• Task prompt
Please reproduce every line of the data below verbatim, leaving the pictures out of your answer.

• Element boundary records
>>

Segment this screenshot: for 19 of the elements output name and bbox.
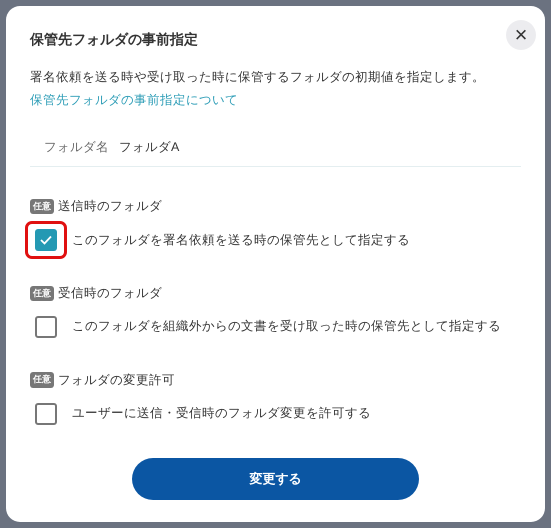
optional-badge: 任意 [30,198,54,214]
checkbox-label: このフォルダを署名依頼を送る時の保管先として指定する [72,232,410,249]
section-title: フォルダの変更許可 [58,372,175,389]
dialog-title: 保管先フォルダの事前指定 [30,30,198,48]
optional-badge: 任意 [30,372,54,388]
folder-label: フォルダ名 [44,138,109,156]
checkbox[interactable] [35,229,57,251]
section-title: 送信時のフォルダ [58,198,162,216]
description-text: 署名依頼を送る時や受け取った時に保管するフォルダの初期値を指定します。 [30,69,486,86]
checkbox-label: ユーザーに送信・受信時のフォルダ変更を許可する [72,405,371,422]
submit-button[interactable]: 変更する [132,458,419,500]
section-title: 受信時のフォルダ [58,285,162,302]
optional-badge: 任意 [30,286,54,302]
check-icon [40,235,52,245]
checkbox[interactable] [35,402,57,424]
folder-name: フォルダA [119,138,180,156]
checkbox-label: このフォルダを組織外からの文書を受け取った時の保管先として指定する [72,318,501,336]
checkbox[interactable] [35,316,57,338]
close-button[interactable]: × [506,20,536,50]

<<

• Written solution
Segment this screenshot: for 19 of the elements output name and bbox.
optional-badge: 任意 [30,198,54,214]
checkbox-label: このフォルダを署名依頼を送る時の保管先として指定する [72,232,410,249]
section-title: フォルダの変更許可 [58,372,175,389]
dialog-title: 保管先フォルダの事前指定 [30,30,198,48]
optional-badge: 任意 [30,372,54,388]
folder-label: フォルダ名 [44,138,109,156]
checkbox[interactable] [35,229,57,251]
section-title: 送信時のフォルダ [58,198,162,216]
description-text: 署名依頼を送る時や受け取った時に保管するフォルダの初期値を指定します。 [30,69,486,86]
checkbox-label: ユーザーに送信・受信時のフォルダ変更を許可する [72,405,371,422]
submit-button[interactable]: 変更する [132,458,419,500]
section-title: 受信時のフォルダ [58,285,162,302]
optional-badge: 任意 [30,286,54,302]
check-icon [40,235,52,245]
checkbox[interactable] [35,402,57,424]
folder-name: フォルダA [119,138,180,156]
checkbox-label: このフォルダを組織外からの文書を受け取った時の保管先として指定する [72,318,501,336]
checkbox[interactable] [35,316,57,338]
close-button[interactable]: × [506,20,536,50]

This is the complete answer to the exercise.